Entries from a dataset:
───
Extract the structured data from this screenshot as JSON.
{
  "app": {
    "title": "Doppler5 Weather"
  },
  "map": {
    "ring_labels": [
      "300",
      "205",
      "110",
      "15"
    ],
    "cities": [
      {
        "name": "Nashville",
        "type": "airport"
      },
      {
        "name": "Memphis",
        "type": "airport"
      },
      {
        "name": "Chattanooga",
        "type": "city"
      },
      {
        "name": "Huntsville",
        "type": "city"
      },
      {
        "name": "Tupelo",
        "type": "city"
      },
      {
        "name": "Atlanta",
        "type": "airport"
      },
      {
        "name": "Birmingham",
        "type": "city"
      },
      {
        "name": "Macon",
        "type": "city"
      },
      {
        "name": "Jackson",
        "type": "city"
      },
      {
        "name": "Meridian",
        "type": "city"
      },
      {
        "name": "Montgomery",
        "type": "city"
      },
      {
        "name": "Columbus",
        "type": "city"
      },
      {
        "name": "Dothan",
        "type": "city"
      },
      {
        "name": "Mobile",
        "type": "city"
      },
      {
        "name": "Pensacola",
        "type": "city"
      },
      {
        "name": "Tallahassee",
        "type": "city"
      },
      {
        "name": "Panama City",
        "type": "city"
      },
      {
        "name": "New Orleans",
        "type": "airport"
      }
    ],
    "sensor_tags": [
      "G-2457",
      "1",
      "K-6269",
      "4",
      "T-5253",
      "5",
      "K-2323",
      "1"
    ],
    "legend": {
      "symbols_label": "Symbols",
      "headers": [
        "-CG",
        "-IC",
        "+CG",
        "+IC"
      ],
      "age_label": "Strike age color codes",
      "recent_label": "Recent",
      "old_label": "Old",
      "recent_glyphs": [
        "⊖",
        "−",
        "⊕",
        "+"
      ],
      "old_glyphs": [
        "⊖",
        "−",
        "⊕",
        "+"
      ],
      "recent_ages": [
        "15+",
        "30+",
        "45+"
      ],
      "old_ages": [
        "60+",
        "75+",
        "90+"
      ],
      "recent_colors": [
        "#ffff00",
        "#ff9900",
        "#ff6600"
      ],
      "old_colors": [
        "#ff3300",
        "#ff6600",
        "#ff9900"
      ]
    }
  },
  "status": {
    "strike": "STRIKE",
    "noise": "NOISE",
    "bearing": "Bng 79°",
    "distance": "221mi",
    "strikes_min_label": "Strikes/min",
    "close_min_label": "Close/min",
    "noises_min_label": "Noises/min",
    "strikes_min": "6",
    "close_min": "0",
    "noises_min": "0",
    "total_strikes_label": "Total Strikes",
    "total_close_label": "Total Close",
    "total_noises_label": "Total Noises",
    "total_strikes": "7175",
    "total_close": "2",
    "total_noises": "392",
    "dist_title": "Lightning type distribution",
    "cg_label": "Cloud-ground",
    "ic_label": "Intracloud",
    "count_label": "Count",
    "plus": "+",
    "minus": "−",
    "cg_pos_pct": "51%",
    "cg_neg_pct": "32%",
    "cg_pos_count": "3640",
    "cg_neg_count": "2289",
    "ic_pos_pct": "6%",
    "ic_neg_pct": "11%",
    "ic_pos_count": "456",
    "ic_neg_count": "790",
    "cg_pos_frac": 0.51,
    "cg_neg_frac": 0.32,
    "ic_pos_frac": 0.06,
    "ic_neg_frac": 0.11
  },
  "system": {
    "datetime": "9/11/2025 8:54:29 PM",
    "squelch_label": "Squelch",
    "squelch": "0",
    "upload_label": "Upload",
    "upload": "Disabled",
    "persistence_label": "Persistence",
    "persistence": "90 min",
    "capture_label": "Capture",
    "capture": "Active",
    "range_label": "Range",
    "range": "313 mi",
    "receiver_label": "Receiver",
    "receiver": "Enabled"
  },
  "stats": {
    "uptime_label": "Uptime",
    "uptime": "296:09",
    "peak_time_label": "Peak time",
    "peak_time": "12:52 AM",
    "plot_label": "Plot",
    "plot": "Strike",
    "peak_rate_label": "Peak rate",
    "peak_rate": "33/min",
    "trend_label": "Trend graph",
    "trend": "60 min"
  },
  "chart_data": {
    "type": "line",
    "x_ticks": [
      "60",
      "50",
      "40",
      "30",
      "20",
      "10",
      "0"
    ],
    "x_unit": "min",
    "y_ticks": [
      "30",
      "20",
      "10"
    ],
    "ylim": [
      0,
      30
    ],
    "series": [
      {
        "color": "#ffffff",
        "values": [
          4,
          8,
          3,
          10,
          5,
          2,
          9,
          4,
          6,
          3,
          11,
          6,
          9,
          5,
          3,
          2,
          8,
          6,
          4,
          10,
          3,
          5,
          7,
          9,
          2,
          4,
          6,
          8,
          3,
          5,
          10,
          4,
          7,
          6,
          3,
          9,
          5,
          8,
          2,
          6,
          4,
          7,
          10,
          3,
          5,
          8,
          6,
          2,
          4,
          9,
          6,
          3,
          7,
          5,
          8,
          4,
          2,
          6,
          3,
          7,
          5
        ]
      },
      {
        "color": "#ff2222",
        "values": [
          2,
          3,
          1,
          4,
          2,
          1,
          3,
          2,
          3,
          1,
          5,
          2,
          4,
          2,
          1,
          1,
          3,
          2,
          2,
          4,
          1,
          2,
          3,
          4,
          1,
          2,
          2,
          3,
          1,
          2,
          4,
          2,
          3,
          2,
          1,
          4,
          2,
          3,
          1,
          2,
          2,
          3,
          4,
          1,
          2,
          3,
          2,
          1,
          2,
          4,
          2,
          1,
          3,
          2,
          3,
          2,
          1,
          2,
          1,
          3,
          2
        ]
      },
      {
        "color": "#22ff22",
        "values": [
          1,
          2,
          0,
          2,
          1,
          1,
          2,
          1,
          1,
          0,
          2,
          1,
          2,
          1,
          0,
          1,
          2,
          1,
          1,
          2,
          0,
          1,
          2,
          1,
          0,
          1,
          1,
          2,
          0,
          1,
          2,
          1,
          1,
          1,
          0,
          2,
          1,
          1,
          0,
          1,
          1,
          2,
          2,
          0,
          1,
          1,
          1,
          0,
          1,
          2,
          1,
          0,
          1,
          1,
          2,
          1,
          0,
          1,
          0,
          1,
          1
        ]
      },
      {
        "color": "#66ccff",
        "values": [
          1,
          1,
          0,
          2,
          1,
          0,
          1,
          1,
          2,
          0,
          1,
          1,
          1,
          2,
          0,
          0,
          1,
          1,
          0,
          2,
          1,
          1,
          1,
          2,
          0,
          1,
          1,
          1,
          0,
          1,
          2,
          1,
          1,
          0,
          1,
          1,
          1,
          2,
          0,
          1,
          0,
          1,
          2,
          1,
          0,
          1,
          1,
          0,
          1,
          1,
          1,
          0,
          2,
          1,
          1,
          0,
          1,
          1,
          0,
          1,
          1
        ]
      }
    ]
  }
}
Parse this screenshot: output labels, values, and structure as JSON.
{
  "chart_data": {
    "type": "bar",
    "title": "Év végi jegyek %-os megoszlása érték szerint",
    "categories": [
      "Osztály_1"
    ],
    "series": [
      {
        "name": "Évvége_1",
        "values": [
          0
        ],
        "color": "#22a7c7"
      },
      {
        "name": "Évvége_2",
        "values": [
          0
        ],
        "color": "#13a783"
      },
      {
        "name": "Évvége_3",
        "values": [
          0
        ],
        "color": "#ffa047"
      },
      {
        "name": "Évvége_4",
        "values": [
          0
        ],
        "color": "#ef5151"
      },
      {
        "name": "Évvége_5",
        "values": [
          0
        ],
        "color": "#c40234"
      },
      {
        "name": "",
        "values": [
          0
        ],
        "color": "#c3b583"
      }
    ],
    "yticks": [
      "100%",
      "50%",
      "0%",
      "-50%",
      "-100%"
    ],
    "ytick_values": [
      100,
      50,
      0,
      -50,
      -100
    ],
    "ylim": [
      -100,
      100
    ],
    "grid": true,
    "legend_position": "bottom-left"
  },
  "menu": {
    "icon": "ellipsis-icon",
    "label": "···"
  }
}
───
TASK GOAL: Transcribe exactly, and only, the lines from the one bearing "Parse this screenshot: output" through the last line of the entries, counting both.

EXERCISE RESULT:
Parse this screenshot: output labels, values, and structure as JSON.
{
  "chart_data": {
    "type": "bar",
    "title": "Év végi jegyek %-os megoszlása érték szerint",
    "categories": [
      "Osztály_1"
    ],
    "series": [
      {
        "name": "Évvége_1",
        "values": [
          0
        ],
        "color": "#22a7c7"
      },
      {
        "name": "Évvége_2",
        "values": [
          0
        ],
        "color": "#13a783"
      },
      {
        "name": "Évvége_3",
        "values": [
          0
        ],
        "color": "#ffa047"
      },
      {
        "name": "Évvége_4",
        "values": [
          0
        ],
        "color": "#ef5151"
      },
      {
        "name": "Évvége_5",
        "values": [
          0
        ],
        "color": "#c40234"
      },
      {
        "name": "",
        "values": [
          0
        ],
        "color": "#c3b583"
      }
    ],
    "yticks": [
      "100%",
      "50%",
      "0%",
      "-50%",
      "-100%"
    ],
    "ytick_values": [
      100,
      50,
      0,
      -50,
      -100
    ],
    "ylim": [
      -100,
      100
    ],
    "grid": true,
    "legend_position": "bottom-left"
  },
  "menu": {
    "icon": "ellipsis-icon",
    "label": "···"
  }
}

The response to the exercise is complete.